▸ **EXERCISE REQUIREMENTS**
Wherever the word "JSON" shows up in a line, please copy that line.

##### GIVEN RECORDS #####

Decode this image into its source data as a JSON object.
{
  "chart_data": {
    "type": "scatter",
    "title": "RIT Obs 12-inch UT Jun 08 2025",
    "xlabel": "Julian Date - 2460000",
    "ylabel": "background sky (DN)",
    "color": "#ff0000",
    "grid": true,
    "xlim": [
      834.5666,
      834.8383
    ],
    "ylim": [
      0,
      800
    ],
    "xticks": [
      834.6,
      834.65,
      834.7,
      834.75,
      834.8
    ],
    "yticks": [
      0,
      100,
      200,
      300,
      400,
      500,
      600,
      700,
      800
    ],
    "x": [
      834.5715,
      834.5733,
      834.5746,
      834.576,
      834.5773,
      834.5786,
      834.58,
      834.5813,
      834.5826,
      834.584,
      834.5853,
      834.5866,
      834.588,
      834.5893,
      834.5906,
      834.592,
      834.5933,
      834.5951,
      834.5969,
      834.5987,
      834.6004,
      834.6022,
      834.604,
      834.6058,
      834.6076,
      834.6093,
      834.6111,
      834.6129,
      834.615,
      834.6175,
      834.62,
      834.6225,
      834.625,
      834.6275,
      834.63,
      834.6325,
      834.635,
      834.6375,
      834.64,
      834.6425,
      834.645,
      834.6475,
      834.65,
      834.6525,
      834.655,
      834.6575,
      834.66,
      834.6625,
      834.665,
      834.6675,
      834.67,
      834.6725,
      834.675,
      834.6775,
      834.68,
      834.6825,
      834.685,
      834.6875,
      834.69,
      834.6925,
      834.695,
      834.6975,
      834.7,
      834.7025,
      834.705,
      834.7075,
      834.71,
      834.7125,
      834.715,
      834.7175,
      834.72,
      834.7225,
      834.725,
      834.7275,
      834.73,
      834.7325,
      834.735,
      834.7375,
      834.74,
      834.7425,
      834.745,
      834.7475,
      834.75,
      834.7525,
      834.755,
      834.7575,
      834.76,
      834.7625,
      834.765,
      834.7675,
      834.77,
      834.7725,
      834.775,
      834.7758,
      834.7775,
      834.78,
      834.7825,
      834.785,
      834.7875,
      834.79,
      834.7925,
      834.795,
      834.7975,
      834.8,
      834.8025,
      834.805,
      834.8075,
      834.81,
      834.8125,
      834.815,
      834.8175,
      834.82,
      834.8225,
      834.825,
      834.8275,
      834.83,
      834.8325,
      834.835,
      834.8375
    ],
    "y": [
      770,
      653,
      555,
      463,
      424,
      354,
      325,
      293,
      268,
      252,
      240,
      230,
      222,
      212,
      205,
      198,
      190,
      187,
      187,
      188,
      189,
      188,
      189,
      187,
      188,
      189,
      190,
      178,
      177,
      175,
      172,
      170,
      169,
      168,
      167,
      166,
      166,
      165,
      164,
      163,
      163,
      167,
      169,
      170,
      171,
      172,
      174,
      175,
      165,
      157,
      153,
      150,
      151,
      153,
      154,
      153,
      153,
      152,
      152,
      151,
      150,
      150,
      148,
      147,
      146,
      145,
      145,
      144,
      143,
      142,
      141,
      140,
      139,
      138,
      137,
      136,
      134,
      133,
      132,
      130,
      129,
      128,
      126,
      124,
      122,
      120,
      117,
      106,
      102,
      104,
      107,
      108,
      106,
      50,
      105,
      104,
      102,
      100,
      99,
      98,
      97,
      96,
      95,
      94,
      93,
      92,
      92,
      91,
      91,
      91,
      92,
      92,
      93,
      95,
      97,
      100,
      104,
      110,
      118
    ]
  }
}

#####
##### GIVEN RECORDS #####

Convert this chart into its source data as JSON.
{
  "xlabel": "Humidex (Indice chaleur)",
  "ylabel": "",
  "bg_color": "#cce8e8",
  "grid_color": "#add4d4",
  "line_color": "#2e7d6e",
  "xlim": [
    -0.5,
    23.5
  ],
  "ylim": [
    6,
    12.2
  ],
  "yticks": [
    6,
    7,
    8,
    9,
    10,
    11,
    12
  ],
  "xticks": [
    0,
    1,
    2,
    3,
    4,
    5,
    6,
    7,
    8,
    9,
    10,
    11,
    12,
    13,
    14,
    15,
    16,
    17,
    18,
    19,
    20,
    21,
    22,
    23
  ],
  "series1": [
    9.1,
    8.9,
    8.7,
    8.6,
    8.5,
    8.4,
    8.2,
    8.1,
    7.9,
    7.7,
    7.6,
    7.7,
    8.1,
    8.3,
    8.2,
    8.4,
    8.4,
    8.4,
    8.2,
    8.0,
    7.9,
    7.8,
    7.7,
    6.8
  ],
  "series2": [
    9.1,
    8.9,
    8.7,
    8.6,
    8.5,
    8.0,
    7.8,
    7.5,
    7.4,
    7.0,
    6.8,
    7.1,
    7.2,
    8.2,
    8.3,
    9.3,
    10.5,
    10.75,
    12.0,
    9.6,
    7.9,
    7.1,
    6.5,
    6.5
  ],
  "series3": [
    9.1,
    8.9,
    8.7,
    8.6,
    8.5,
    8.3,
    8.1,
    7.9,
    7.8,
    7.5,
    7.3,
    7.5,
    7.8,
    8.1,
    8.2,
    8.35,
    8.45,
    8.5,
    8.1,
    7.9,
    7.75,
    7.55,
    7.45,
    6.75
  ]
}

#####

▸ **REPLY**
Decode this image into its source data as a JSON object.
Convert this chart into its source data as JSON.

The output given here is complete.